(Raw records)
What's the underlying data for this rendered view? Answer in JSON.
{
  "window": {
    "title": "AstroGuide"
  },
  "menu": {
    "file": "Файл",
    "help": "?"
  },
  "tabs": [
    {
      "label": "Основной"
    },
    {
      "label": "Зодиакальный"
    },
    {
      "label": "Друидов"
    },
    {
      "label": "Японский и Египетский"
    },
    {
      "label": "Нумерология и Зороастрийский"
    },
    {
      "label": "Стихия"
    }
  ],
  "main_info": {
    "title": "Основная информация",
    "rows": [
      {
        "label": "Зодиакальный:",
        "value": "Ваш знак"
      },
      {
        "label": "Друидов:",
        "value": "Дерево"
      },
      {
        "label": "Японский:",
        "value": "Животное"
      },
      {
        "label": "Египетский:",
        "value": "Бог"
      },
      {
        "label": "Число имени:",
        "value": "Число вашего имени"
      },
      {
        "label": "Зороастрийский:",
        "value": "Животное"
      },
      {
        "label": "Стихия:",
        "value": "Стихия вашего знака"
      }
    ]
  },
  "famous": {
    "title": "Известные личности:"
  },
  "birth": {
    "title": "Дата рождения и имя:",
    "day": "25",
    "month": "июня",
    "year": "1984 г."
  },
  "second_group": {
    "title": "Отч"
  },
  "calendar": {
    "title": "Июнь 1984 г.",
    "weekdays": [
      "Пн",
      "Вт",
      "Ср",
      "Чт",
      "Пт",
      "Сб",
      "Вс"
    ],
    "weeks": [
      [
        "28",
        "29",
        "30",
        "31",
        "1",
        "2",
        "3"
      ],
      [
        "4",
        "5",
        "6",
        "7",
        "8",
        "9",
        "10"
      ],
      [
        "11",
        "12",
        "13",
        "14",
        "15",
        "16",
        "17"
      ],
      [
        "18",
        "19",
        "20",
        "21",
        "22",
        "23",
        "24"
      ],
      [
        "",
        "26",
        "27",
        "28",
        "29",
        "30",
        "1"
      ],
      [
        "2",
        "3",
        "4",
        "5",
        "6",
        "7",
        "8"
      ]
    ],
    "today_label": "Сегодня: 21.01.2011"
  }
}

• YOUR OBJECTIVE: Reproduce the entries above in full by retyping them exactly.

• RESULT OF THIS EXERCISE:
What's the underlying data for this rendered view? Answer in JSON.
{
  "window": {
    "title": "AstroGuide"
  },
  "menu": {
    "file": "Файл",
    "help": "?"
  },
  "tabs": [
    {
      "label": "Основной"
    },
    {
      "label": "Зодиакальный"
    },
    {
      "label": "Друидов"
    },
    {
      "label": "Японский и Египетский"
    },
    {
      "label": "Нумерология и Зороастрийский"
    },
    {
      "label": "Стихия"
    }
  ],
  "main_info": {
    "title": "Основная информация",
    "rows": [
      {
        "label": "Зодиакальный:",
        "value": "Ваш знак"
      },
      {
        "label": "Друидов:",
        "value": "Дерево"
      },
      {
        "label": "Японский:",
        "value": "Животное"
      },
      {
        "label": "Египетский:",
        "value": "Бог"
      },
      {
        "label": "Число имени:",
        "value": "Число вашего имени"
      },
      {
        "label": "Зороастрийский:",
        "value": "Животное"
      },
      {
        "label": "Стихия:",
        "value": "Стихия вашего знака"
      }
    ]
  },
  "famous": {
    "title": "Известные личности:"
  },
  "birth": {
    "title": "Дата рождения и имя:",
    "day": "25",
    "month": "июня",
    "year": "1984 г."
  },
  "second_group": {
    "title": "Отч"
  },
  "calendar": {
    "title": "Июнь 1984 г.",
    "weekdays": [
      "Пн",
      "Вт",
      "Ср",
      "Чт",
      "Пт",
      "Сб",
      "Вс"
    ],
    "weeks": [
      [
        "28",
        "29",
        "30",
        "31",
        "1",
        "2",
        "3"
      ],
      [
        "4",
        "5",
        "6",
        "7",
        "8",
        "9",
        "10"
      ],
      [
        "11",
        "12",
        "13",
        "14",
        "15",
        "16",
        "17"
      ],
      [
        "18",
        "19",
        "20",
        "21",
        "22",
        "23",
        "24"
      ],
      [
        "",
        "26",
        "27",
        "28",
        "29",
        "30",
        "1"
      ],
      [
        "2",
        "3",
        "4",
        "5",
        "6",
        "7",
        "8"
      ]
    ],
    "today_label": "Сегодня: 21.01.2011"
  }
}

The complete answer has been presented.